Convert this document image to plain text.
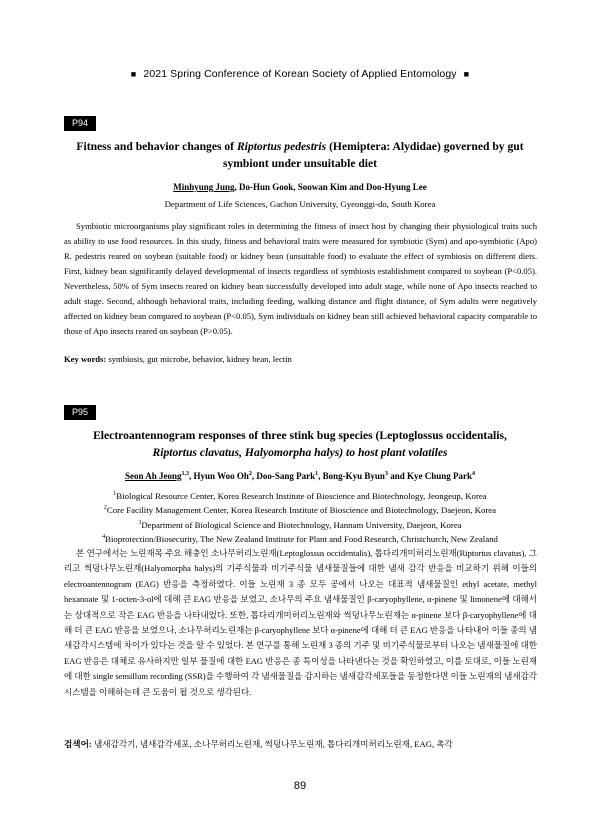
■ 2021 Spring Conference of Korean Society of Applied Entomology ■
P94
Fitness and behavior changes of Riptortus pedestris (Hemiptera: Alydidae) governed by gut symbiont under unsuitable diet
Minhyung Jung, Do-Hun Gook, Soowan Kim and Doo-Hyung Lee
Department of Life Sciences, Gachon University, Gyeonggi-do, South Korea

Symbiotic microorganisms play significant roles in determining the fitness of insect host by changing their physiological traits such as ability to use food resources. In this study, fitness and behavioral traits were measured for symbiotic (Sym) and apo-symbiotic (Apo) R. pedestris reared on soybean (suitable food) or kidney bean (unsuitable food) to evaluate the effect of symbiosis on different diets. First, kidney bean significantly delayed developmental of insects regardless of symbiosis establishment compared to soybean (P<0.05). Nevertheless, 50% of Sym insects reared on kidney bean successfully developed into adult stage, while none of Apo insects reached to adult stage. Second, although behavioral traits, including feeding, walking distance and flight distance, of Sym adults were negatively affected on kidney bean compared to soybean (P<0.05), Sym individuals on kidney bean still achieved behavioral capacity comparable to those of Apo insects reared on soybean (P>0.05).

Key words: symbiosis, gut microbe, behavior, kidney bean, lectin
P95
Electroantennogram responses of three stink bug species (Leptoglossus occidentalis,
Riptortus clavatus, Halyomorpha halys) to host plant volatiles
Seon Ah Jeong$^{1,3}$, Hyun Woo Oh$^2$, Doo-Sang Park$^1$, Bong-Kyu Byun$^3$ and Kye Chung Park$^4$
$^1$Biological Resource Center, Korea Research Institute of Bioscience and Biotechnology, Jeongeup, Korea
$^2$Core Facility Management Center, Korea Research Institute of Bioscience and Biotechnology, Daejeon, Korea
$^3$Department of Biological Science and Biotechnology, Hannam University, Daejeon, Korea
$^4$Bioprotection/Biosecurity, The New Zealand Institute for Plant and Food Research, Christchurch, New Zealand

본 연구에서는 노린재목 주요 해충인 소나무허리노린재(Leptoglossus occidentalis), 톱다리개미허리노린재(Riptortus clavatus), 그리고 썩덩나무노린재(Halyomorpha halys)의 기주식물과 비기주식물 냄새물질들에 대한 냄새 감각 반응을 비교하기 위해 이들의 electroantennogram (EAG) 반응을 측정하였다. 이들 노린재 3 종 모두 공에서 나오는 대표적 냄새물질인 ethyl acetate, methyl hexanoate 및 1-octen-3-ol에 대해 큰 EAG 반응을 보였고, 소나무의 주요 냄새물질인 β-caryophyllene, α-pinene 및 limonene에 대해서는 상대적으로 작은 EAG 반응을 나타내었다. 또한, 톱다리개미허리노린재와 썩덩나무노린재는 α-pinene 보다 β-caryophyllene에 대해 더 큰 EAG 반응을 보였으나, 소나무허리노린재는 β-caryophyllene 보다 α-pinene에 대해 더 큰 EAG 반응을 나타내어 이들 종의 냄새감각시스템에 차이가 있다는 것을 알 수 있었다. 본 연구를 통해 노린재 3 종의 기주 및 비기주식물로부터 나오는 냄새물질에 대한 EAG 반응은 대체로 유사하지만 일부 물질에 대한 EAG 반응은 종 특이성을 나타낸다는 것을 확인하였고, 이를 토대로, 이들 노린재에 대한 single sensillum recording (SSR)을 수행하여 각 냄새물질을 감지하는 냄새감각세포들을 동정한다면 이들 노린재의 냄새감각시스템을 이해하는데 큰 도움이 될 것으로 생각된다.

검색어: 냄새감각기, 냄새감각세포, 소나무허리노린재, 썩덩나무노린재, 톱다리개미허리노린재, EAG, 촉각
89
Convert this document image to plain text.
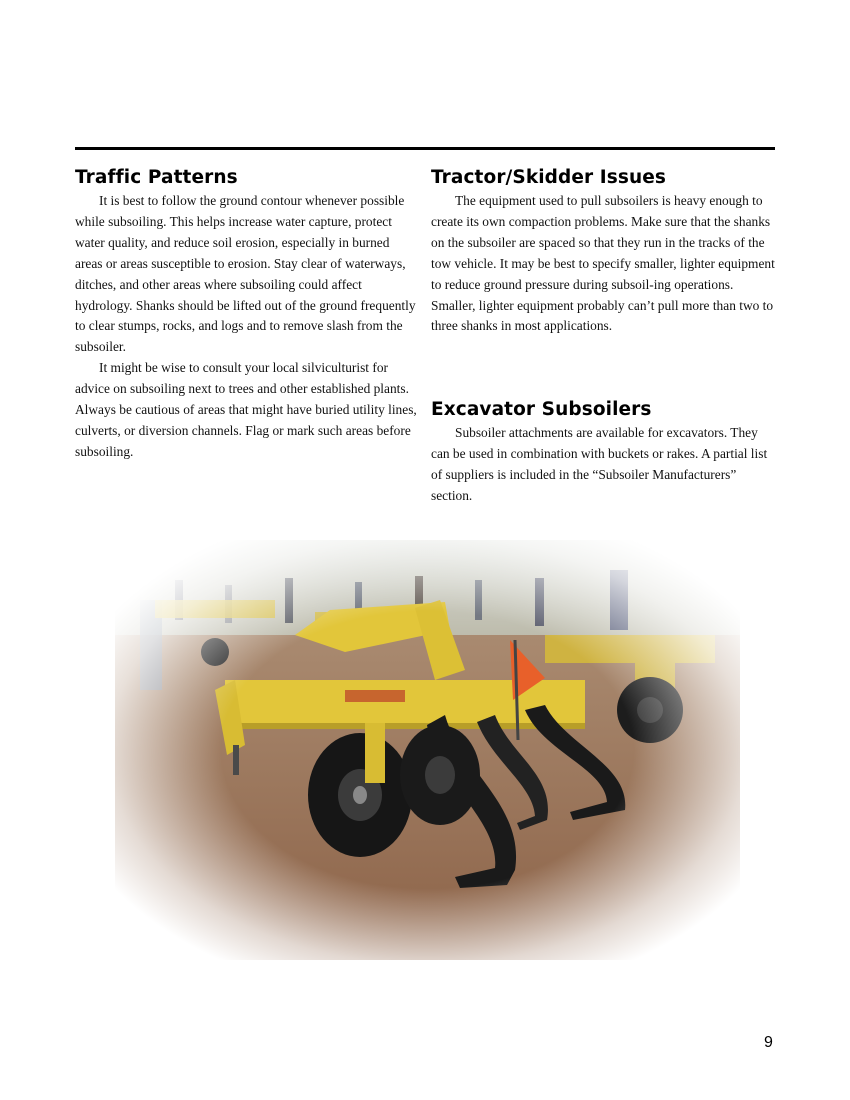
Traffic Patterns

It is best to follow the ground contour whenever possible while subsoiling. This helps increase water capture, protect water quality, and reduce soil erosion, especially in burned areas or areas susceptible to erosion. Stay clear of waterways, ditches, and other areas where subsoiling could affect hydrology. Shanks should be lifted out of the ground frequently to clear stumps, rocks, and logs and to remove slash from the subsoiler.

It might be wise to consult your local silviculturist for advice on subsoiling next to trees and other established plants. Always be cautious of areas that might have buried utility lines, culverts, or diversion channels. Flag or mark such areas before subsoiling.

Tractor/Skidder Issues

The equipment used to pull subsoilers is heavy enough to create its own compaction problems. Make sure that the shanks on the subsoiler are spaced so that they run in the tracks of the tow vehicle. It may be best to specify smaller, lighter equipment to reduce ground pressure during subsoil-ing operations. Smaller, lighter equipment probably can’t pull more than two to three shanks in most applications.

Excavator Subsoilers

Subsoiler attachments are available for excavators. They can be used in combination with buckets or rakes. A partial list of suppliers is included in the “Subsoiler Manufacturers” section.

9
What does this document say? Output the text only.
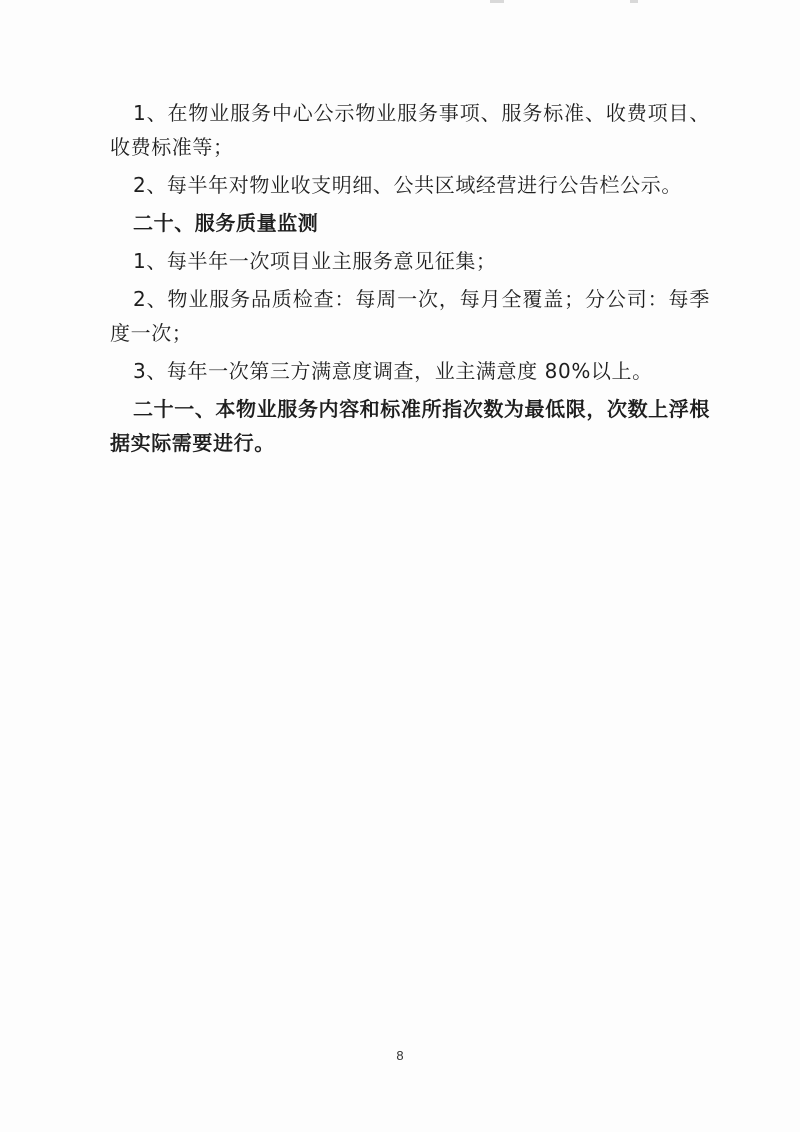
1、在物业服务中心公示物业服务事项、服务标准、收费项目、收费标准等；

2、每半年对物业收支明细、公共区域经营进行公告栏公示。

二十、服务质量监测

1、每半年一次项目业主服务意见征集；

2、物业服务品质检查：每周一次，每月全覆盖；分公司：每季度一次；

3、每年一次第三方满意度调查，业主满意度 80%以上。

二十一、本物业服务内容和标准所指次数为最低限，次数上浮根据实际需要进行。

8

◆ GIVEN INSTRUCTION
Select every line above that contains the word "other", and copy it.

◆ SOLUTION TO THIS EXERCISE
It is best to follow the ground contour whenever possible while subsoiling. This helps increase water capture, protect water quality, and reduce soil erosion, especially in burned areas or areas susceptible to erosion. Stay clear of waterways, ditches, and other areas where subsoiling could affect hydrology. Shanks should be lifted out of the ground frequently to clear stumps, rocks, and logs and to remove slash from the subsoiler.
It might be wise to consult your local silviculturist for advice on subsoiling next to trees and other established plants. Always be cautious of areas that might have buried utility lines, culverts, or diversion channels. Flag or mark such areas before subsoiling.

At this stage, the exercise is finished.